Dataset entries
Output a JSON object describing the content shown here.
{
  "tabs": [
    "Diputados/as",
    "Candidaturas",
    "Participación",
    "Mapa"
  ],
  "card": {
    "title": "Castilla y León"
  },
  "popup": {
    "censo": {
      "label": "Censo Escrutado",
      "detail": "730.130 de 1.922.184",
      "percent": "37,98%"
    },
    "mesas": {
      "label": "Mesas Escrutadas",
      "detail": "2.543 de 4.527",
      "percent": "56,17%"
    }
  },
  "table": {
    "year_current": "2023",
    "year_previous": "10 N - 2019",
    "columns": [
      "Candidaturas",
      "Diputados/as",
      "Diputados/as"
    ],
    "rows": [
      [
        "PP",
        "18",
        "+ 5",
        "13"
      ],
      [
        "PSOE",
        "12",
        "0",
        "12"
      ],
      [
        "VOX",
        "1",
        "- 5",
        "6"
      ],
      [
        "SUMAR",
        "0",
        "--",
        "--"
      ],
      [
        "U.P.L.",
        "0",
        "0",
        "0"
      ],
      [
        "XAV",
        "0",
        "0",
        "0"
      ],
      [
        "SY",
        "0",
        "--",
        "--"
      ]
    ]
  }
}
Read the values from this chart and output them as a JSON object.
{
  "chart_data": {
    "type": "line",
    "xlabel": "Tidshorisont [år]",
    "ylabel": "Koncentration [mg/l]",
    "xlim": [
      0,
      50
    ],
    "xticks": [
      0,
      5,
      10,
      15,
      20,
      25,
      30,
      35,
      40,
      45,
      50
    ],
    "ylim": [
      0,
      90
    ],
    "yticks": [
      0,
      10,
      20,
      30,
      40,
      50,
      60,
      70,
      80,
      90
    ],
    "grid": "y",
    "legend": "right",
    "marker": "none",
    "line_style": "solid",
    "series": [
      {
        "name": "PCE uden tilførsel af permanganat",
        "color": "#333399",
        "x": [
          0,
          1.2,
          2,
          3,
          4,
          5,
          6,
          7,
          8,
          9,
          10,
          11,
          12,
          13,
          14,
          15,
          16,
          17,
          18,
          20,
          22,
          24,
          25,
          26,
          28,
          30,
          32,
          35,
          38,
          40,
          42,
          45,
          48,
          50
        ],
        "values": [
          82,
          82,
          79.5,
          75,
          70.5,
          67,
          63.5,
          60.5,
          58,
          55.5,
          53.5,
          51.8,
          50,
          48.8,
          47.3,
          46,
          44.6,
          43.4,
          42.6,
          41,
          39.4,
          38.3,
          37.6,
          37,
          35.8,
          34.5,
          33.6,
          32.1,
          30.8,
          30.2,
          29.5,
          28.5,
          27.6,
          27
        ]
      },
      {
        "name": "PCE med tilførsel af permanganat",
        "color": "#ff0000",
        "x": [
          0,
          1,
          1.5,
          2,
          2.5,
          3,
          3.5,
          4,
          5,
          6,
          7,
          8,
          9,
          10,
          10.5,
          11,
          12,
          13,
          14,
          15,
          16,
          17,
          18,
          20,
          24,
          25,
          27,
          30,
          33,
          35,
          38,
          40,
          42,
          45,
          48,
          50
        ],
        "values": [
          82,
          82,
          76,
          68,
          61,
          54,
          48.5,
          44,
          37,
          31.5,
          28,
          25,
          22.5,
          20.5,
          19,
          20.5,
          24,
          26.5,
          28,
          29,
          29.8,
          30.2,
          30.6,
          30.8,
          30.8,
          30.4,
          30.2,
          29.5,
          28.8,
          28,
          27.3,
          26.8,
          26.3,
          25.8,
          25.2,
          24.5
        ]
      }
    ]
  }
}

Objective =>
Set down the listing above in full, please, exactly as it appears.

In response =>
Output a JSON object describing the content shown here.
{
  "tabs": [
    "Diputados/as",
    "Candidaturas",
    "Participación",
    "Mapa"
  ],
  "card": {
    "title": "Castilla y León"
  },
  "popup": {
    "censo": {
      "label": "Censo Escrutado",
      "detail": "730.130 de 1.922.184",
      "percent": "37,98%"
    },
    "mesas": {
      "label": "Mesas Escrutadas",
      "detail": "2.543 de 4.527",
      "percent": "56,17%"
    }
  },
  "table": {
    "year_current": "2023",
    "year_previous": "10 N - 2019",
    "columns": [
      "Candidaturas",
      "Diputados/as",
      "Diputados/as"
    ],
    "rows": [
      [
        "PP",
        "18",
        "+ 5",
        "13"
      ],
      [
        "PSOE",
        "12",
        "0",
        "12"
      ],
      [
        "VOX",
        "1",
        "- 5",
        "6"
      ],
      [
        "SUMAR",
        "0",
        "--",
        "--"
      ],
      [
        "U.P.L.",
        "0",
        "0",
        "0"
      ],
      [
        "XAV",
        "0",
        "0",
        "0"
      ],
      [
        "SY",
        "0",
        "--",
        "--"
      ]
    ]
  }
}
Read the values from this chart and output them as a JSON object.
{
  "chart_data": {
    "type": "line",
    "xlabel": "Tidshorisont [år]",
    "ylabel": "Koncentration [mg/l]",
    "xlim": [
      0,
      50
    ],
    "xticks": [
      0,
      5,
      10,
      15,
      20,
      25,
      30,
      35,
      40,
      45,
      50
    ],
    "ylim": [
      0,
      90
    ],
    "yticks": [
      0,
      10,
      20,
      30,
      40,
      50,
      60,
      70,
      80,
      90
    ],
    "grid": "y",
    "legend": "right",
    "marker": "none",
    "line_style": "solid",
    "series": [
      {
        "name": "PCE uden tilførsel af permanganat",
        "color": "#333399",
        "x": [
          0,
          1.2,
          2,
          3,
          4,
          5,
          6,
          7,
          8,
          9,
          10,
          11,
          12,
          13,
          14,
          15,
          16,
          17,
          18,
          20,
          22,
          24,
          25,
          26,
          28,
          30,
          32,
          35,
          38,
          40,
          42,
          45,
          48,
          50
        ],
        "values": [
          82,
          82,
          79.5,
          75,
          70.5,
          67,
          63.5,
          60.5,
          58,
          55.5,
          53.5,
          51.8,
          50,
          48.8,
          47.3,
          46,
          44.6,
          43.4,
          42.6,
          41,
          39.4,
          38.3,
          37.6,
          37,
          35.8,
          34.5,
          33.6,
          32.1,
          30.8,
          30.2,
          29.5,
          28.5,
          27.6,
          27
        ]
      },
      {
        "name": "PCE med tilførsel af permanganat",
        "color": "#ff0000",
        "x": [
          0,
          1,
          1.5,
          2,
          2.5,
          3,
          3.5,
          4,
          5,
          6,
          7,
          8,
          9,
          10,
          10.5,
          11,
          12,
          13,
          14,
          15,
          16,
          17,
          18,
          20,
          24,
          25,
          27,
          30,
          33,
          35,
          38,
          40,
          42,
          45,
          48,
          50
        ],
        "values": [
          82,
          82,
          76,
          68,
          61,
          54,
          48.5,
          44,
          37,
          31.5,
          28,
          25,
          22.5,
          20.5,
          19,
          20.5,
          24,
          26.5,
          28,
          29,
          29.8,
          30.2,
          30.6,
          30.8,
          30.8,
          30.4,
          30.2,
          29.5,
          28.8,
          28,
          27.3,
          26.8,
          26.3,
          25.8,
          25.2,
          24.5
        ]
      }
    ]
  }
}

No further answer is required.